• **Supplied material**:

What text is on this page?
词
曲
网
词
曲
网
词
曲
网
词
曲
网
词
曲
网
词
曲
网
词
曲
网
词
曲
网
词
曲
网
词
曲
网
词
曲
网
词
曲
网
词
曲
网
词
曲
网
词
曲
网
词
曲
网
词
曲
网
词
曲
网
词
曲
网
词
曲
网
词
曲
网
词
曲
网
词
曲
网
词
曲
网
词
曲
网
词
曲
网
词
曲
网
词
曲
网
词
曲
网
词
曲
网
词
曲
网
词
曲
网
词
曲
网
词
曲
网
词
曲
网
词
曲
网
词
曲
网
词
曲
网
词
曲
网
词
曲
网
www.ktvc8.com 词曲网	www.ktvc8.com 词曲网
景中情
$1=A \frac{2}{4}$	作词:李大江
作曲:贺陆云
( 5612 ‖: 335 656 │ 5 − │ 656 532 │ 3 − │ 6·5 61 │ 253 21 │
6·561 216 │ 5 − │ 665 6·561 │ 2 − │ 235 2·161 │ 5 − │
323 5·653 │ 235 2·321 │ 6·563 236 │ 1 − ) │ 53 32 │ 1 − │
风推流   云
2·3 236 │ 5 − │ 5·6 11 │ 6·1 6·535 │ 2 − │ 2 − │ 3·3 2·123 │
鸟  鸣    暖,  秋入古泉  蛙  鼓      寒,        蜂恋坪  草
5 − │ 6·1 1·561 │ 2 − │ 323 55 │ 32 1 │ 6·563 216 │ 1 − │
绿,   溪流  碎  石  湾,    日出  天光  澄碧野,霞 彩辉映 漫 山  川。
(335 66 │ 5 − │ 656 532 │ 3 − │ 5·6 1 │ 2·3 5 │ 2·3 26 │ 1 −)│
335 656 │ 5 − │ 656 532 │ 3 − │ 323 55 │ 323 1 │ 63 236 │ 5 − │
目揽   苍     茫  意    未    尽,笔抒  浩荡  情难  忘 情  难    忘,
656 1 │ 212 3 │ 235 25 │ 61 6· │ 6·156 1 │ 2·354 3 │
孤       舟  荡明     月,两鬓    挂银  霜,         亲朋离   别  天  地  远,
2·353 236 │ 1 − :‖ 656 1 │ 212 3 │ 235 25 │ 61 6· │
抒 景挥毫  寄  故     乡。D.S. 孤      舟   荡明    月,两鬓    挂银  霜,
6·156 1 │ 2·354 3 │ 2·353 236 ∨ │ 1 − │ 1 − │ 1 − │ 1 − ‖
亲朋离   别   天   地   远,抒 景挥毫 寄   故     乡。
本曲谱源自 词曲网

• **What to work on**:
Repeat the lines above exactly.

• **Response below**:
What text is on this page?
词
曲
网
词
曲
网
词
曲
网
词
曲
网
词
曲
网
词
曲
网
词
曲
网
词
曲
网
词
曲
网
词
曲
网
词
曲
网
词
曲
网
词
曲
网
词
曲
网
词
曲
网
词
曲
网
词
曲
网
词
曲
网
词
曲
网
词
曲
网
词
曲
网
词
曲
网
词
曲
网
词
曲
网
词
曲
网
词
曲
网
词
曲
网
词
曲
网
词
曲
网
词
曲
网
词
曲
网
词
曲
网
词
曲
网
词
曲
网
词
曲
网
词
曲
网
词
曲
网
词
曲
网
词
曲
网
词
曲
网
www.ktvc8.com 词曲网	www.ktvc8.com 词曲网
景中情
$1=A \frac{2}{4}$	作词:李大江
作曲:贺陆云
( 5612 ‖: 335 656 │ 5 − │ 656 532 │ 3 − │ 6·5 61 │ 253 21 │
6·561 216 │ 5 − │ 665 6·561 │ 2 − │ 235 2·161 │ 5 − │
323 5·653 │ 235 2·321 │ 6·563 236 │ 1 − ) │ 53 32 │ 1 − │
风推流   云
2·3 236 │ 5 − │ 5·6 11 │ 6·1 6·535 │ 2 − │ 2 − │ 3·3 2·123 │
鸟  鸣    暖,  秋入古泉  蛙  鼓      寒,        蜂恋坪  草
5 − │ 6·1 1·561 │ 2 − │ 323 55 │ 32 1 │ 6·563 216 │ 1 − │
绿,   溪流  碎  石  湾,    日出  天光  澄碧野,霞 彩辉映 漫 山  川。
(335 66 │ 5 − │ 656 532 │ 3 − │ 5·6 1 │ 2·3 5 │ 2·3 26 │ 1 −)│
335 656 │ 5 − │ 656 532 │ 3 − │ 323 55 │ 323 1 │ 63 236 │ 5 − │
目揽   苍     茫  意    未    尽,笔抒  浩荡  情难  忘 情  难    忘,
656 1 │ 212 3 │ 235 25 │ 61 6· │ 6·156 1 │ 2·354 3 │
孤       舟  荡明     月,两鬓    挂银  霜,         亲朋离   别  天  地  远,
2·353 236 │ 1 − :‖ 656 1 │ 212 3 │ 235 25 │ 61 6· │
抒 景挥毫  寄  故     乡。D.S. 孤      舟   荡明    月,两鬓    挂银  霜,
6·156 1 │ 2·354 3 │ 2·353 236 ∨ │ 1 − │ 1 − │ 1 − │ 1 − ‖
亲朋离   别   天   地   远,抒 景挥毫 寄   故     乡。
本曲谱源自 词曲网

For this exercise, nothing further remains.